>> start Exercise materials
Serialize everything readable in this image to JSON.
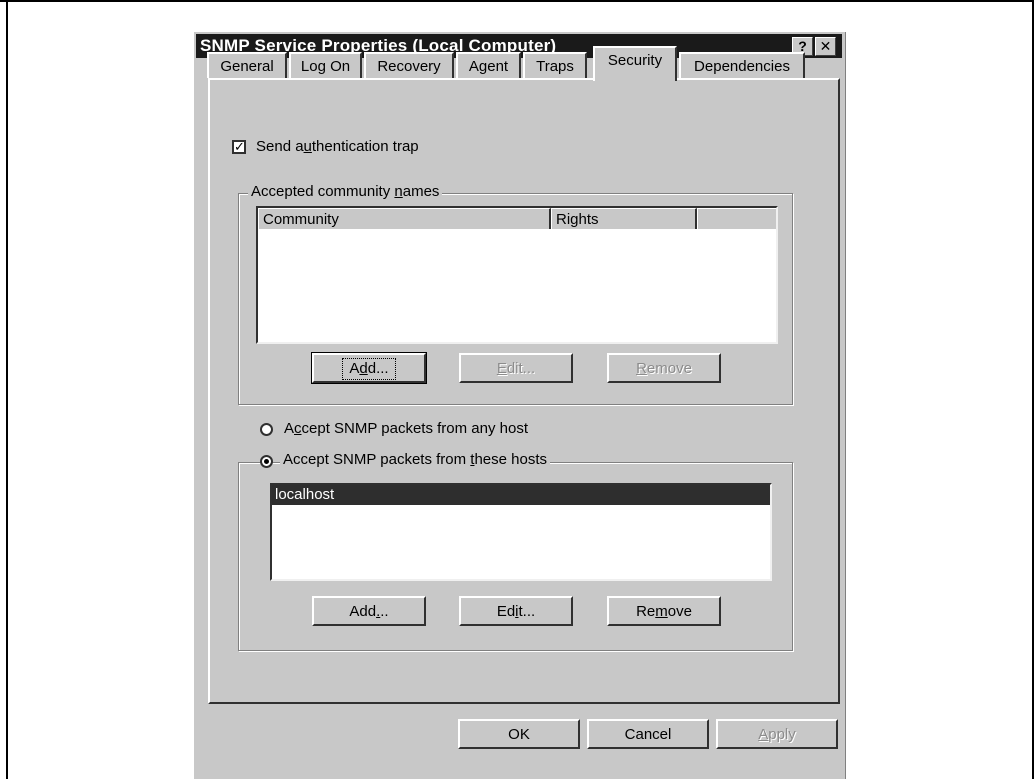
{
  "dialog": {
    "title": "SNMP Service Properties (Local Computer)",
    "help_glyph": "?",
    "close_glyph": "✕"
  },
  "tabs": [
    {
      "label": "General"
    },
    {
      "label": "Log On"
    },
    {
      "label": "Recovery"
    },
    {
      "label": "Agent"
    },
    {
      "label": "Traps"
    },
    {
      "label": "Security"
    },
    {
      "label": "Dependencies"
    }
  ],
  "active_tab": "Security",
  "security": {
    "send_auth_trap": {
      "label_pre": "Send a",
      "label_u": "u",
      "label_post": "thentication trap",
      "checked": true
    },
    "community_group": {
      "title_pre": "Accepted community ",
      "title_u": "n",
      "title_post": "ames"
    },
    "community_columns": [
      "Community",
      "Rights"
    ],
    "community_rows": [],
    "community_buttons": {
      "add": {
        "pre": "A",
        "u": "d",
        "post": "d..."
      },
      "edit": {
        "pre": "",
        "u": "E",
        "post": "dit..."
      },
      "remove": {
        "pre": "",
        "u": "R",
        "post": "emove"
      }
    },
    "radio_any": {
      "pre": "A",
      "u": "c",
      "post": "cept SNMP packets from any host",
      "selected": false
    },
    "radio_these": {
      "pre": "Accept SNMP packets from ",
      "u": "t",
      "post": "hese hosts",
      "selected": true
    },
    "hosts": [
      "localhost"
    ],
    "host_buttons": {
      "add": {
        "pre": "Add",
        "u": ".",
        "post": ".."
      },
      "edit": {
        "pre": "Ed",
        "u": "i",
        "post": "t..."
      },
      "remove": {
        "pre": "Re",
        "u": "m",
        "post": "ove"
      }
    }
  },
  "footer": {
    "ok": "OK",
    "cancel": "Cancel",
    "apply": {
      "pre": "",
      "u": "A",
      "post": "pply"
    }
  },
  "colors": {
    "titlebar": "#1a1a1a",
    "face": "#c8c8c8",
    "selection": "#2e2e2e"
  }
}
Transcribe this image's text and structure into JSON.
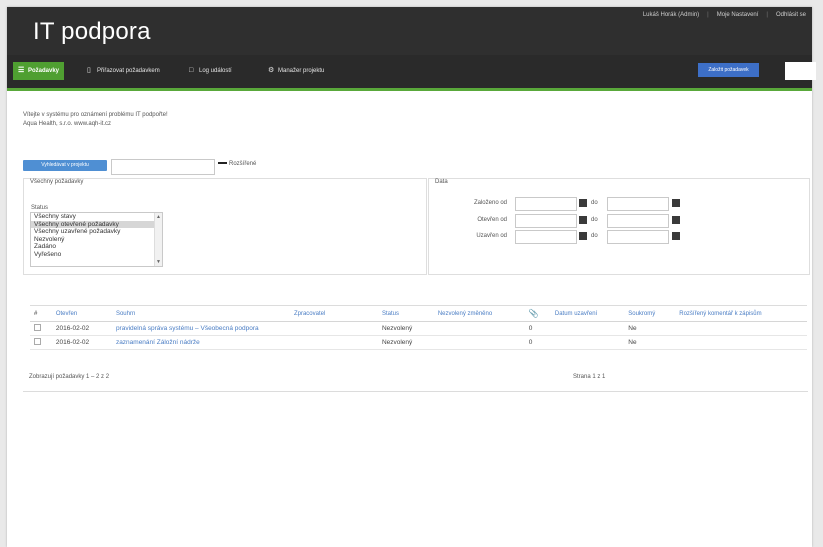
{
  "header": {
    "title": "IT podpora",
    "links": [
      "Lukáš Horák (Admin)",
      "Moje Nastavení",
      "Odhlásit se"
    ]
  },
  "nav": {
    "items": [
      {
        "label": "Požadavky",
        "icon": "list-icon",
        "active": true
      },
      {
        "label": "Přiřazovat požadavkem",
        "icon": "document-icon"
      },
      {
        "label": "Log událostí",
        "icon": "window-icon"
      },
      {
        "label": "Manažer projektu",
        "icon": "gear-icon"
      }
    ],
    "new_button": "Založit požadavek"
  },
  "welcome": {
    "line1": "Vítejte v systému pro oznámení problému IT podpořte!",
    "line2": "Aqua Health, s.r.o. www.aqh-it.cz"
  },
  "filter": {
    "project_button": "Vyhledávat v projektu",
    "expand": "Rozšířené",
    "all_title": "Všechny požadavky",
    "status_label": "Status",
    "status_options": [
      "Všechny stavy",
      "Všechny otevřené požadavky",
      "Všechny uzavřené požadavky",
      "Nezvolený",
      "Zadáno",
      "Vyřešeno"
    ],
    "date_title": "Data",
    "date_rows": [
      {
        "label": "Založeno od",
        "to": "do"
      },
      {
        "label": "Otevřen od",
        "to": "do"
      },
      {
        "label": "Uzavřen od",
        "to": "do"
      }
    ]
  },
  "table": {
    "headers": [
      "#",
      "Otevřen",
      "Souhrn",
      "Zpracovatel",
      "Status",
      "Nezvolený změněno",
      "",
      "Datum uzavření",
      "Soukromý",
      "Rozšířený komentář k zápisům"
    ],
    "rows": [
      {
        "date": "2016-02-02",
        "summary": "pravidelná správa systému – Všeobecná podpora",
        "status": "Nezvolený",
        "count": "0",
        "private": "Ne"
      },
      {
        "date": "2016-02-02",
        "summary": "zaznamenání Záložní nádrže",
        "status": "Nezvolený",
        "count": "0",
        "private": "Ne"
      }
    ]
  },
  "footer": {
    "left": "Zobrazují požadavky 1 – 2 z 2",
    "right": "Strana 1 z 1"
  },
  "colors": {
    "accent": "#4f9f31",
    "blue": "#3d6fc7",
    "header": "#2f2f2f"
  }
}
>> end Exercise materials
>> start Exercise materials
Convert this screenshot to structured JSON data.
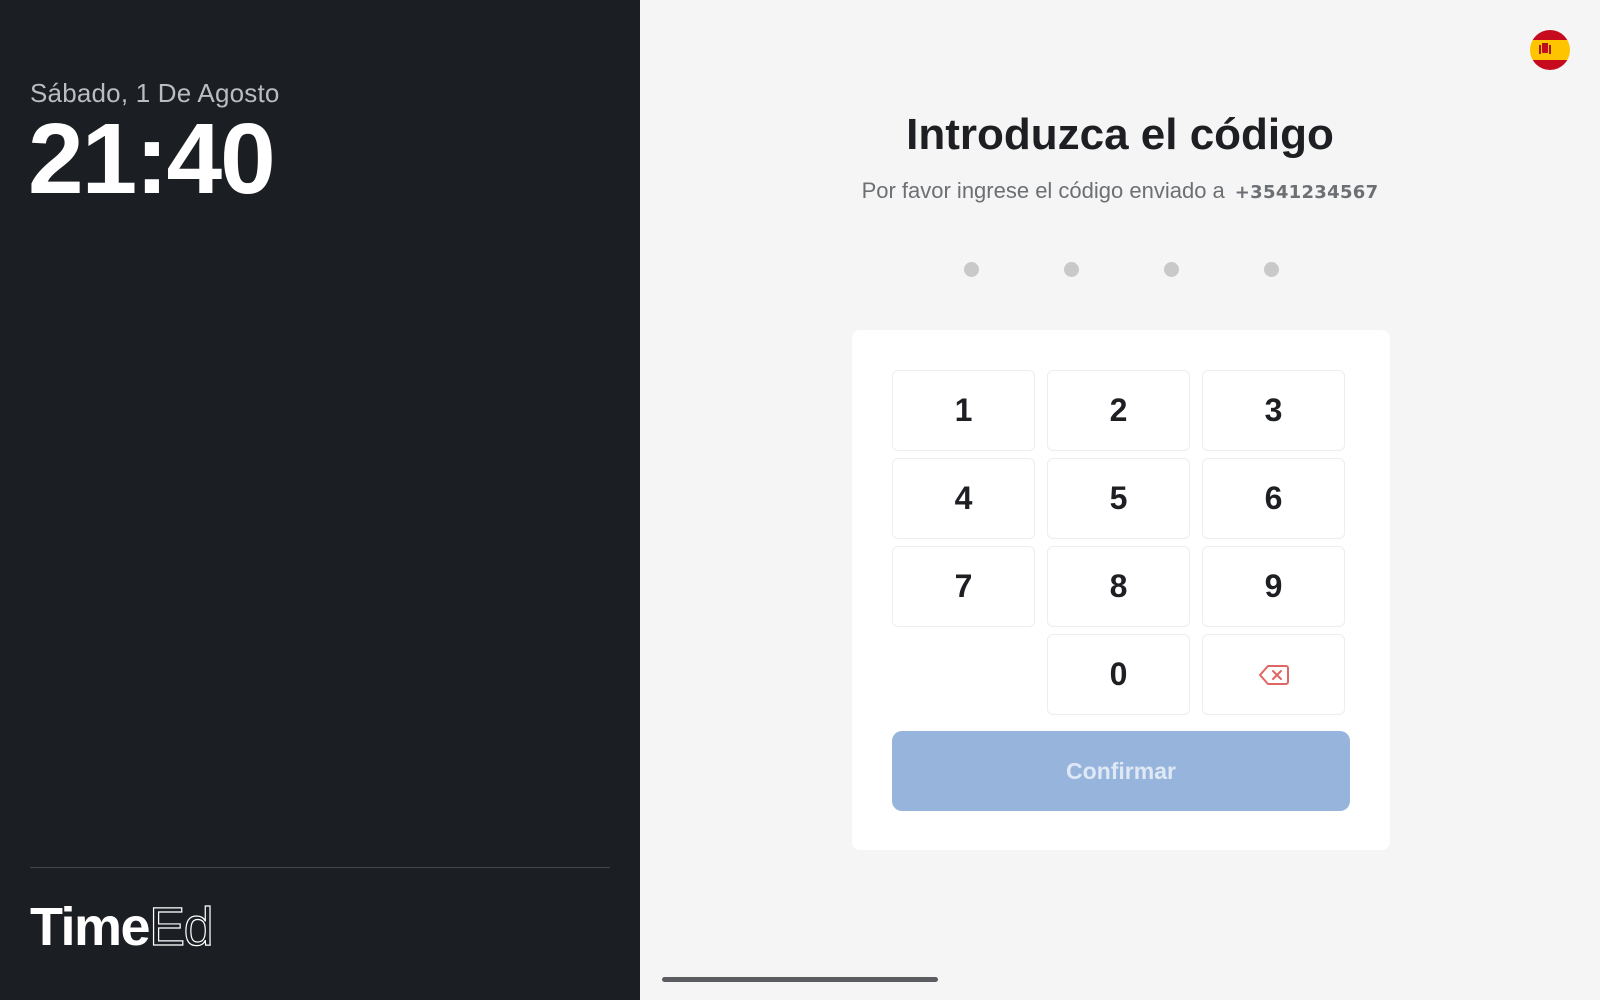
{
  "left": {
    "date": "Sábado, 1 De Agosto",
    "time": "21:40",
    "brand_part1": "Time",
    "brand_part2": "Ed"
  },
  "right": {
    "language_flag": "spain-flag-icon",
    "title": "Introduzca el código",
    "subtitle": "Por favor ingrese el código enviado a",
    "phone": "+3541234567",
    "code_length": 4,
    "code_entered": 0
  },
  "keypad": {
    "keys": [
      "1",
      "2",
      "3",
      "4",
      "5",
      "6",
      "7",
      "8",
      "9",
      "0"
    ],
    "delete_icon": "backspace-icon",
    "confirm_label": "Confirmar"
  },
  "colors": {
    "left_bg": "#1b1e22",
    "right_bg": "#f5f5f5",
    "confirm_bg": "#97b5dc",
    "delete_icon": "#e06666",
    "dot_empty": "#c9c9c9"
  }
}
>> end Exercise materials
Stated problem –
Gather each line from the listing above that holds "systému".

Exercise answer –
    "line1": "Vítejte v systému pro oznámení problému IT podpořte!",
        "summary": "pravidelná správa systému – Všeobecná podpora",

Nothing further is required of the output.